BEGIN Provided records

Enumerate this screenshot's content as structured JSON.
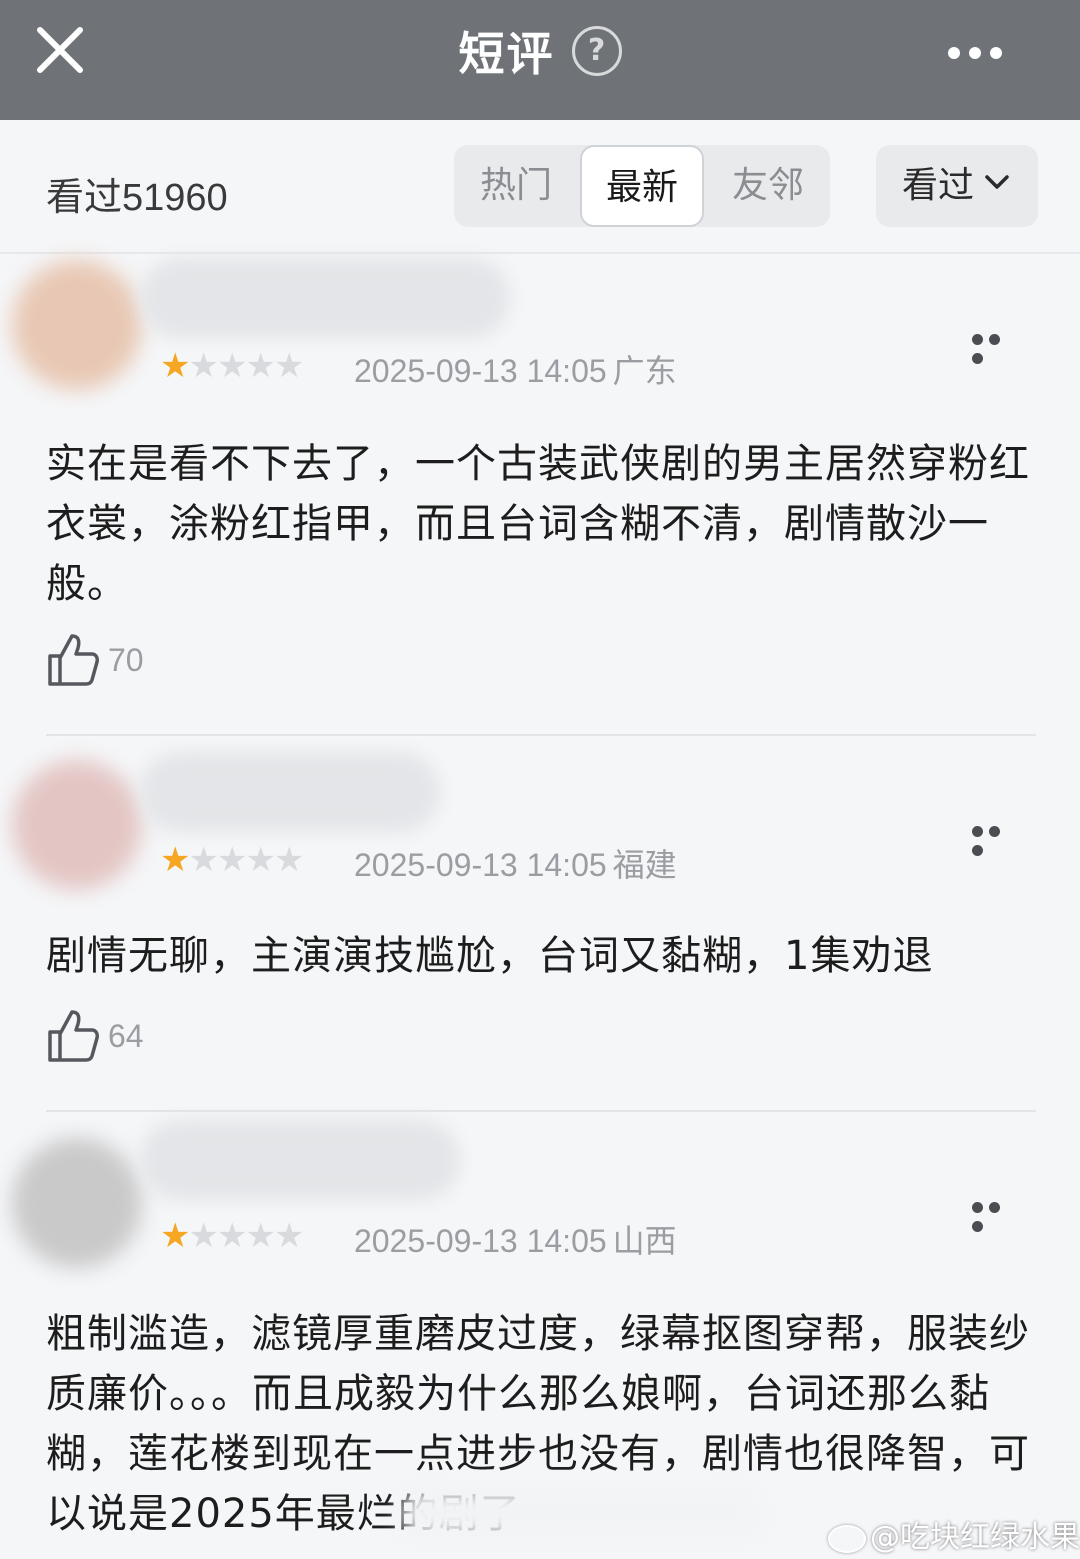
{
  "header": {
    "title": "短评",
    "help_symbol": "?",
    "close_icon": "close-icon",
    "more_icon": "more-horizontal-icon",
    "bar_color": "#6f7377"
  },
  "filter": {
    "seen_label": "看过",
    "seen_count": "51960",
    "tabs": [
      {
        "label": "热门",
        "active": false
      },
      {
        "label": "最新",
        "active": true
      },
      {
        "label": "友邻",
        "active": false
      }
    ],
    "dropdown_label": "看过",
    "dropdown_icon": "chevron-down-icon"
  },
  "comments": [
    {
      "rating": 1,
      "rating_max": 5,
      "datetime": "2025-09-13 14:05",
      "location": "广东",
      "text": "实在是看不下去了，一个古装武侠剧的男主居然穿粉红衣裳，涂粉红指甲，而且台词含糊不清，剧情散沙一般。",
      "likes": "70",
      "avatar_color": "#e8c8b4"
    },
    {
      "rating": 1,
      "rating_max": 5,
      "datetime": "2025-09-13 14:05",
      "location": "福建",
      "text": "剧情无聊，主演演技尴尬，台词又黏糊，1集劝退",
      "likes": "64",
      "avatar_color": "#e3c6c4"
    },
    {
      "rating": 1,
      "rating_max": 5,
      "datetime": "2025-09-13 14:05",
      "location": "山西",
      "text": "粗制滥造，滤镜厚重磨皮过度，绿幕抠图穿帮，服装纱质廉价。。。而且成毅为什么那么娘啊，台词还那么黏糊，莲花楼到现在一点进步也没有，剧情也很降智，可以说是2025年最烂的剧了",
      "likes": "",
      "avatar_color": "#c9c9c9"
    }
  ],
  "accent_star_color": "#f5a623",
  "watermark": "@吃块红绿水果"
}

END Provided records
BEGIN Provided records

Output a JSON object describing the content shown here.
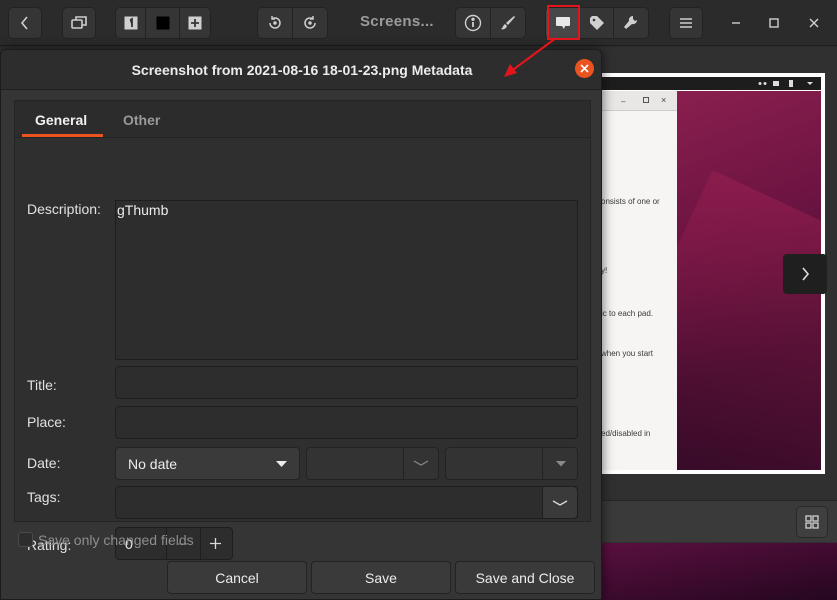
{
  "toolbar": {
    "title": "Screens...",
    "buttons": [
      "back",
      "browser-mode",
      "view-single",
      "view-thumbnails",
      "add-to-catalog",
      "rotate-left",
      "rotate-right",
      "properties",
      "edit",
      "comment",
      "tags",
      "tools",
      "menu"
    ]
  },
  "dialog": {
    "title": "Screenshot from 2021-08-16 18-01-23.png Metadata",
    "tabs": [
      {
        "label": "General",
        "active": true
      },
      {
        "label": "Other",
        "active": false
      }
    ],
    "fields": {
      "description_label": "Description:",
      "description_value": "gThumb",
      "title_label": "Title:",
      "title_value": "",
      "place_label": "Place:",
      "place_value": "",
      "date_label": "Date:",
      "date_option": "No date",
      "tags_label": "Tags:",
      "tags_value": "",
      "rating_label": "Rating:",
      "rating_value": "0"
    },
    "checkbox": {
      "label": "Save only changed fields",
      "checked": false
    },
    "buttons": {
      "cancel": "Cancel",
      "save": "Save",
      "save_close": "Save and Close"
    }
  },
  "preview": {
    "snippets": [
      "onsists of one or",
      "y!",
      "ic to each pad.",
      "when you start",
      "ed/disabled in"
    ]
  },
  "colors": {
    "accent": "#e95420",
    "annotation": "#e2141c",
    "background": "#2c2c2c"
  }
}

END Provided records

Scan the listing above. Collect all lines with the word "text".

      "text": "实在是看不下去了，一个古装武侠剧的男主居然穿粉红衣裳，涂粉红指甲，而且台词含糊不清，剧情散沙一般。",
      "text": "剧情无聊，主演演技尴尬，台词又黏糊，1集劝退",
      "text": "粗制滥造，滤镜厚重磨皮过度，绿幕抠图穿帮，服装纱质廉价。。。而且成毅为什么那么娘啊，台词还那么黏糊，莲花楼到现在一点进步也没有，剧情也很降智，可以说是2025年最烂的剧了",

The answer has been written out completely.